### Provided records
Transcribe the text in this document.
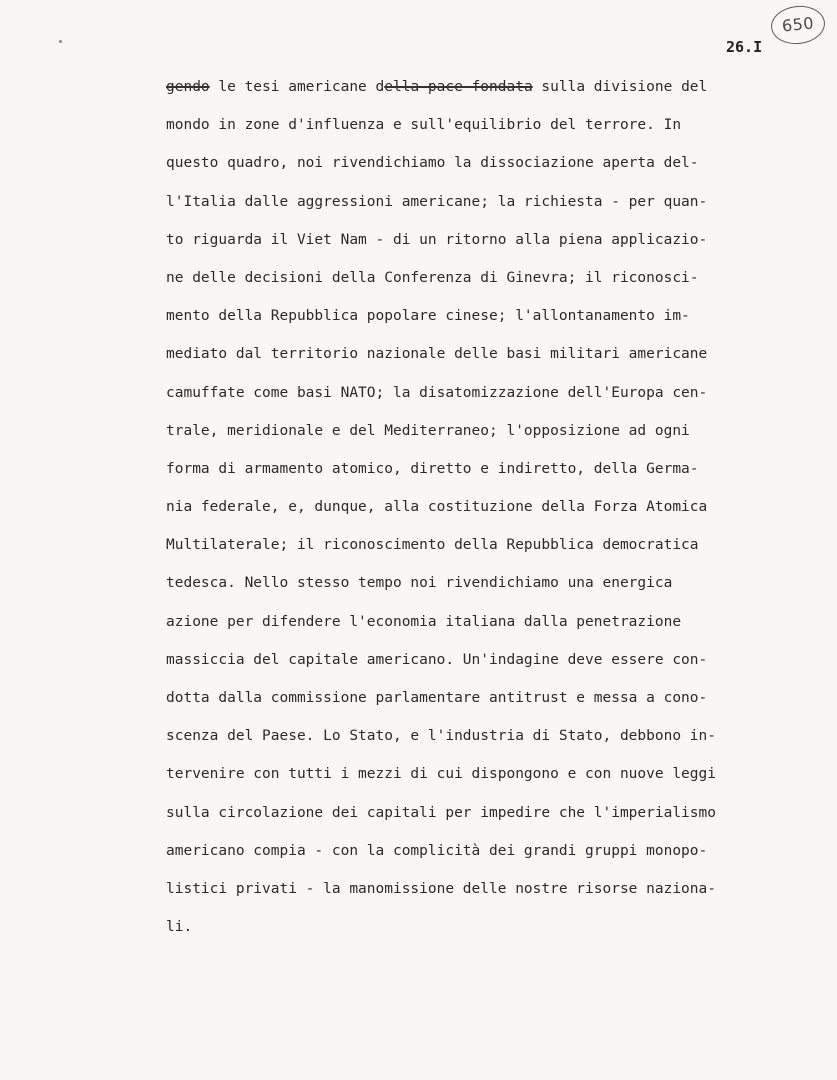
650
26.I
gendo le tesi americane della pace fondata sulla divisione del
mondo in zone d'influenza e sull'equilibrio del terrore. In
questo quadro, noi rivendichiamo la dissociazione aperta del-
l'Italia dalle aggressioni americane; la richiesta - per quan-
to riguarda il Viet Nam - di un ritorno alla piena applicazio-
ne delle decisioni della Conferenza di Ginevra; il riconosci-
mento della Repubblica popolare cinese; l'allontanamento im-
mediato dal territorio nazionale delle basi militari americane
camuffate come basi NATO; la disatomizzazione dell'Europa cen-
trale, meridionale e del Mediterraneo; l'opposizione ad ogni
forma di armamento atomico, diretto e indiretto, della Germa-
nia federale, e, dunque, alla costituzione della Forza Atomica
Multilaterale; il riconoscimento della Repubblica democratica
tedesca. Nello stesso tempo noi rivendichiamo una energica
azione per difendere l'economia italiana dalla penetrazione
massiccia del capitale americano. Un'indagine deve essere con-
dotta dalla commissione parlamentare antitrust e messa a cono-
scenza del Paese. Lo Stato, e l'industria di Stato, debbono in-
tervenire con tutti i mezzi di cui dispongono e con nuove leggi
sulla circolazione dei capitali per impedire che l'imperialismo
americano compia - con la complicità dei grandi gruppi monopo-
listici privati - la manomissione delle nostre risorse naziona-
li.
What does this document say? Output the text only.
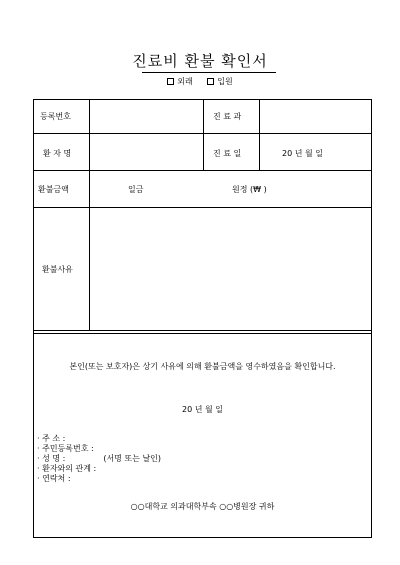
진료비 환불 확인서
외래	입원
등록번호	진 료 과
환 자 명	진 료 일	20 년 월 일
환불금액	일금	원정 (₩ )
환불사유
본인(또는 보호자)은 상기 사유에 의해 환불금액을 영수하였음을 확인합니다.
20 년 월 일
· 주 소 :
· 주민등록번호 :
· 성 명 :	(서명 또는 날인)
· 환자와의 관계 :
· 연락처 :
○○대학교 의과대학부속 ○○병원장 귀하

### Exercise
Report how many lines in this data include the string "document", and nothing else.

### Exercise result
2